• GIVEN PROBLEM:
Using the records below, give the number of lines where the word "JSON" appears, with no further output.

* Begin SUPPLIED MATERIAL *

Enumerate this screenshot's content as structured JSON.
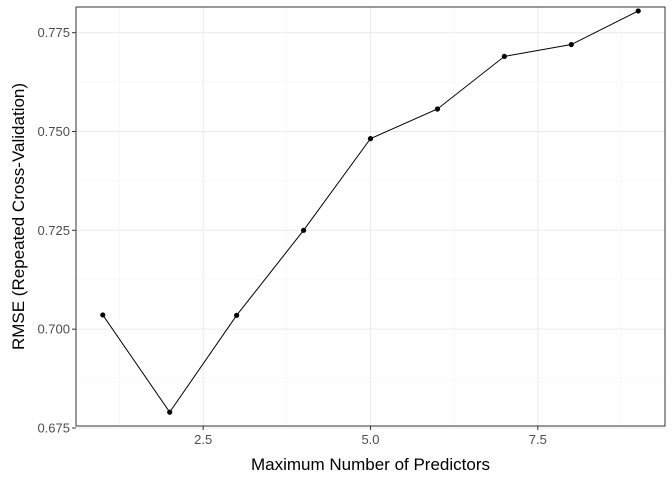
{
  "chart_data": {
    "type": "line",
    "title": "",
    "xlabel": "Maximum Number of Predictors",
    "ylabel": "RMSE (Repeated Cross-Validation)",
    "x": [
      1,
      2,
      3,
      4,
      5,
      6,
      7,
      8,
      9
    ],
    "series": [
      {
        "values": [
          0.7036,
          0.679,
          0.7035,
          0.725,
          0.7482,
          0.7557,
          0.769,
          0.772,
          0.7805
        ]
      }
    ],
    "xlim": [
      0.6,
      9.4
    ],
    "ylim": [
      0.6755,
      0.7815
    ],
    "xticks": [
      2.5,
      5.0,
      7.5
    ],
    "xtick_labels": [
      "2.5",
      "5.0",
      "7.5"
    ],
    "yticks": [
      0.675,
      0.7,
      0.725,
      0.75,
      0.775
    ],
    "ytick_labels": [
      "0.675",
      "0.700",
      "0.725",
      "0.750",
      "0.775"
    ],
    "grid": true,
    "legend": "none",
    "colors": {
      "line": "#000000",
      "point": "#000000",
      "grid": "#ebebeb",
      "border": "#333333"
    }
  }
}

* End SUPPLIED MATERIAL *
* Begin SUPPLIED MATERIAL *

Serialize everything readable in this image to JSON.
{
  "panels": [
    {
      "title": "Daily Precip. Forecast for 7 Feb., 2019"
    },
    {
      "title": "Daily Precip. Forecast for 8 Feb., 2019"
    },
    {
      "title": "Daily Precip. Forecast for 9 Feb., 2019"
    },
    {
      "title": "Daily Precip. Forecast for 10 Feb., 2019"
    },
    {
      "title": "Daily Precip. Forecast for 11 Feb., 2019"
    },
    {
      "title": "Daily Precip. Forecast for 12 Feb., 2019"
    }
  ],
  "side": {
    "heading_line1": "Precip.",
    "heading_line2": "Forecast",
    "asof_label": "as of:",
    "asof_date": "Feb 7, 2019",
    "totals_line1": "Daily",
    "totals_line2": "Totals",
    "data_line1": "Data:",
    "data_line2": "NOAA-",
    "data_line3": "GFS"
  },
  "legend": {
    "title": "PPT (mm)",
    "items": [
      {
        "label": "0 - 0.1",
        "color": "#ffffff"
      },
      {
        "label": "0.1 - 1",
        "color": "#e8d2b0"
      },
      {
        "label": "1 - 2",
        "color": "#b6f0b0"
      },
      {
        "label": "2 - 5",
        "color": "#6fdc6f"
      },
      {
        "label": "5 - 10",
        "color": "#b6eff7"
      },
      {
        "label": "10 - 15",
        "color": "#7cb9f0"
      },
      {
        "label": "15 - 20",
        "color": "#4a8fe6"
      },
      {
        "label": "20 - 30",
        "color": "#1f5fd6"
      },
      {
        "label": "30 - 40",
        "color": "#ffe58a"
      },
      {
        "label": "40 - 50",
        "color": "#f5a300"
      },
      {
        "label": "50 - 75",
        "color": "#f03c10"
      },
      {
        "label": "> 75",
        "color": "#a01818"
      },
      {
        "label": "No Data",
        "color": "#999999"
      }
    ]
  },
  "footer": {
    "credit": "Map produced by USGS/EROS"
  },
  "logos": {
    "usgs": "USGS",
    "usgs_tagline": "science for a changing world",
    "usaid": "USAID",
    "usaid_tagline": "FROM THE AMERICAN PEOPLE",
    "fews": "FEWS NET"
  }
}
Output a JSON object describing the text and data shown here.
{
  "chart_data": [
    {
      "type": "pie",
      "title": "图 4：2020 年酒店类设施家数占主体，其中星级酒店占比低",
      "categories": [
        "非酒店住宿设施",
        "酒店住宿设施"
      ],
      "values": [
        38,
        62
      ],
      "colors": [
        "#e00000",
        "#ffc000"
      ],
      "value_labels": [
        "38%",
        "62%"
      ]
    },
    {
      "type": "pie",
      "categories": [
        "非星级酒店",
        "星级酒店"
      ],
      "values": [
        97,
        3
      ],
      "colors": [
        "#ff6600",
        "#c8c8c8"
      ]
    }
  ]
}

* End SUPPLIED MATERIAL *

• EXERCISE OUTPUT:
3